═══ Data in this exercise ═══

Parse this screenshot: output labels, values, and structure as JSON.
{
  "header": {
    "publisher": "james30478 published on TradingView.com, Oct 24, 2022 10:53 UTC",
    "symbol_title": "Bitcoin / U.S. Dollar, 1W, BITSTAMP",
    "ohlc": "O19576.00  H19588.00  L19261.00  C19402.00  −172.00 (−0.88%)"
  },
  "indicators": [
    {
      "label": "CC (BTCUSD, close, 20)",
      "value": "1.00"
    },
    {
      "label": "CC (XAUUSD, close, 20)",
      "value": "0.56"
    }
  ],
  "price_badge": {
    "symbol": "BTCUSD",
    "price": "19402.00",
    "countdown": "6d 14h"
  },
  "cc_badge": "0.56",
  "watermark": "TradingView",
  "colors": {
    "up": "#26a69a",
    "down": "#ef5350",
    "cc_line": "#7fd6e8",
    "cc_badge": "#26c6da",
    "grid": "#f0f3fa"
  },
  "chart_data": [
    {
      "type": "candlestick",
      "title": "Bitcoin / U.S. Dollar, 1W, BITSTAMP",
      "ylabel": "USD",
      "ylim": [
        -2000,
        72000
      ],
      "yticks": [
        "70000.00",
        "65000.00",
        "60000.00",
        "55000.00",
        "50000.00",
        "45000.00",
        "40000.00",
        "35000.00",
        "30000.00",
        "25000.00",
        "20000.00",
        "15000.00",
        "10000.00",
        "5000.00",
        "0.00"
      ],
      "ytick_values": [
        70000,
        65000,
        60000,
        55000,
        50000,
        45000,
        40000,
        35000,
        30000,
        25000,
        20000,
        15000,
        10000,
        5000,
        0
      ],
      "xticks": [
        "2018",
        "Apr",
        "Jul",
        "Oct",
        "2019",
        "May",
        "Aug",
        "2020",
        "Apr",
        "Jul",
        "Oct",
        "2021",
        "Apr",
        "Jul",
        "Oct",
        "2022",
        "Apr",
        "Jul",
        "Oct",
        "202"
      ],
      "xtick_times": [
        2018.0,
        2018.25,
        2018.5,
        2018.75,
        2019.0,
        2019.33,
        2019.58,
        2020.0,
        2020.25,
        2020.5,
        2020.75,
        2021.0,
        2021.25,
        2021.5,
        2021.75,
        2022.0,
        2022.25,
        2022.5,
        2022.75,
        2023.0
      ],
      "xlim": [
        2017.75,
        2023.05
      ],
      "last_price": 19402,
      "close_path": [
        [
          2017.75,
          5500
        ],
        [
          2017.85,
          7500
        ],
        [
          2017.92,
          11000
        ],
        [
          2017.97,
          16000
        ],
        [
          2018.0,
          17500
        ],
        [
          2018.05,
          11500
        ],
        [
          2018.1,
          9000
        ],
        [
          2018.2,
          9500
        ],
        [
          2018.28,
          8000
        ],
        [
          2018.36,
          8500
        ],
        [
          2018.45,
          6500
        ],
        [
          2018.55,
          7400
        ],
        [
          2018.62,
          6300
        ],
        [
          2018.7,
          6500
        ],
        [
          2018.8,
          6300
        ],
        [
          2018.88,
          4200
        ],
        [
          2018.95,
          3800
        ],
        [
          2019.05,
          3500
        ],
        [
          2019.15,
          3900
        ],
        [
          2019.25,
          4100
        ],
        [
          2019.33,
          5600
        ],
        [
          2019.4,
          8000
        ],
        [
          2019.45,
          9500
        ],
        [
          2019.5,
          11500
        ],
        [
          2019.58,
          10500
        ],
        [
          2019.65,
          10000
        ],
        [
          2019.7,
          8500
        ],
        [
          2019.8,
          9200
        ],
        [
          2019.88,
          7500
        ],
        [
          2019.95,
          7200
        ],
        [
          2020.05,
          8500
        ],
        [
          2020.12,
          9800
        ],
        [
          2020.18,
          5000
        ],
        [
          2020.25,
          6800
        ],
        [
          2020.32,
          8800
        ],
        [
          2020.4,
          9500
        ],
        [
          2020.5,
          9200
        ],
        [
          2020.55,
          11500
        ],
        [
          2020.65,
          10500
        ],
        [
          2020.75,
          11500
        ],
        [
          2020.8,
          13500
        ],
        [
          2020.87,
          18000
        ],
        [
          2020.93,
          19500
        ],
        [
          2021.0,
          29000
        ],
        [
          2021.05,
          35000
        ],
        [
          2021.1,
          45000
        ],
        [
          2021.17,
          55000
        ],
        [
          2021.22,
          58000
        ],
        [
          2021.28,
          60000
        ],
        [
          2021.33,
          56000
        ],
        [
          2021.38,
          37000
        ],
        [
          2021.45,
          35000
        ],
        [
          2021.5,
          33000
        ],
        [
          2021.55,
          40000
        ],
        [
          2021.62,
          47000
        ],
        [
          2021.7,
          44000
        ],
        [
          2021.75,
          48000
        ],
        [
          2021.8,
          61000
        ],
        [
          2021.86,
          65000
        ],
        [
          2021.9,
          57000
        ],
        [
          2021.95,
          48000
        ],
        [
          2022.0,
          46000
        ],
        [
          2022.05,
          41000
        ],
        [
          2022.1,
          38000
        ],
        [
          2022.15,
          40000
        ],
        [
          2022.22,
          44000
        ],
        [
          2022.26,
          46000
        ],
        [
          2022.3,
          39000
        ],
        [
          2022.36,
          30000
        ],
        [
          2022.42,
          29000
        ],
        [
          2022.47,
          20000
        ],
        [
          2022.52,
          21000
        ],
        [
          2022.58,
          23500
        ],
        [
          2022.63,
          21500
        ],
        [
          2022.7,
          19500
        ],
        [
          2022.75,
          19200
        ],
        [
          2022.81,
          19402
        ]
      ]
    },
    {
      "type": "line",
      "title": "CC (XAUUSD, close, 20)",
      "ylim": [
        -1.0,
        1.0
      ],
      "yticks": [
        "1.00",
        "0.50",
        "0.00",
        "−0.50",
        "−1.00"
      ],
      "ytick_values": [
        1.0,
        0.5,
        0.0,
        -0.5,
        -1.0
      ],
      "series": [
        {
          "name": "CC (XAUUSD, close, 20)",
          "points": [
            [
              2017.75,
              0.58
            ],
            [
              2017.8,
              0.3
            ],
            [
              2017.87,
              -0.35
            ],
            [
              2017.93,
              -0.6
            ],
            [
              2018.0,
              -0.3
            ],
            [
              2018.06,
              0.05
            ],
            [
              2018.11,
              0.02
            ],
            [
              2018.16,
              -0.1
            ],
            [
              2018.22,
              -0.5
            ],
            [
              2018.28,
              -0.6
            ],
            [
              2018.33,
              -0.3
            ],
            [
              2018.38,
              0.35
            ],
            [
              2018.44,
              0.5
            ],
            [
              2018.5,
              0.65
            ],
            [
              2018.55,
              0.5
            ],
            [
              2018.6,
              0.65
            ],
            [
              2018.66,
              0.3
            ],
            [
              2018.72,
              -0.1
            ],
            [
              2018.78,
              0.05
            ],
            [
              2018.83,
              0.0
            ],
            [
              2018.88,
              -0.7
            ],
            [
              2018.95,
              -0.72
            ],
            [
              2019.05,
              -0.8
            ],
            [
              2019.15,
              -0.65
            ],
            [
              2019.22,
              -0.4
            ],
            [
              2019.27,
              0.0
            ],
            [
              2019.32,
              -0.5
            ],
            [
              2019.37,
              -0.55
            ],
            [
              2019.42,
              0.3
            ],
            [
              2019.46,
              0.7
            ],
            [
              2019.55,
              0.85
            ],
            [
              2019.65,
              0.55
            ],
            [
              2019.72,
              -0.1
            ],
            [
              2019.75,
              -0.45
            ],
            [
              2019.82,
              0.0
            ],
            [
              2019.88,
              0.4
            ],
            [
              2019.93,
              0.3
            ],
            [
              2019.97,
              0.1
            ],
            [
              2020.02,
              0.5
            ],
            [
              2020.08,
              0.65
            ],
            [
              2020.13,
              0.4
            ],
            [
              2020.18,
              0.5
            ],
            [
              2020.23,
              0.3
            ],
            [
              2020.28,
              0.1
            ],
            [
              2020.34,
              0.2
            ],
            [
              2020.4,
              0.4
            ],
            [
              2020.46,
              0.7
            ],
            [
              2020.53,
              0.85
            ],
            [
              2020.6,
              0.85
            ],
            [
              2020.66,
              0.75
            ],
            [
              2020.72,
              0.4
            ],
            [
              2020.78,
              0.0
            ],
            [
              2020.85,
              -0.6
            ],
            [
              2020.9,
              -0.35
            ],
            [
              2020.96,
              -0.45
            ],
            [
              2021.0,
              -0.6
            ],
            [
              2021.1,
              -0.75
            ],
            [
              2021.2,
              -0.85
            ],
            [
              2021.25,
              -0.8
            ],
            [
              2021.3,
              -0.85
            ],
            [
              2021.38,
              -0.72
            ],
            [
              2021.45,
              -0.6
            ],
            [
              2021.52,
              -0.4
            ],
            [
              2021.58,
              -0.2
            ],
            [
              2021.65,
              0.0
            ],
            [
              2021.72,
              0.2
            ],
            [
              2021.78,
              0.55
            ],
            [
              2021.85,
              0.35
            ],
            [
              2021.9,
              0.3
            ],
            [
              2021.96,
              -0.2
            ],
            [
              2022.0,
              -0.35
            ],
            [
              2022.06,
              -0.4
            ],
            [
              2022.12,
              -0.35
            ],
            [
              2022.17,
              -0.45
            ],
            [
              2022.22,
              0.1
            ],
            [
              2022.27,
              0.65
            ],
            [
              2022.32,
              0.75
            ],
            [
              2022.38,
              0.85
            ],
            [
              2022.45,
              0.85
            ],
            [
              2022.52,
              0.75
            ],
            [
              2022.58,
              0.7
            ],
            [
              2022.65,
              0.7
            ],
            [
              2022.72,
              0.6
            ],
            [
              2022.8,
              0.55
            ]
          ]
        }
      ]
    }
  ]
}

═══

▶ Instruction
Gather each line of the listing containing the word "XAUUSD" and show it.

▶ Task solution
      "label": "CC (XAUUSD, close, 20)",
      "title": "CC (XAUUSD, close, 20)",
          "name": "CC (XAUUSD, close, 20)",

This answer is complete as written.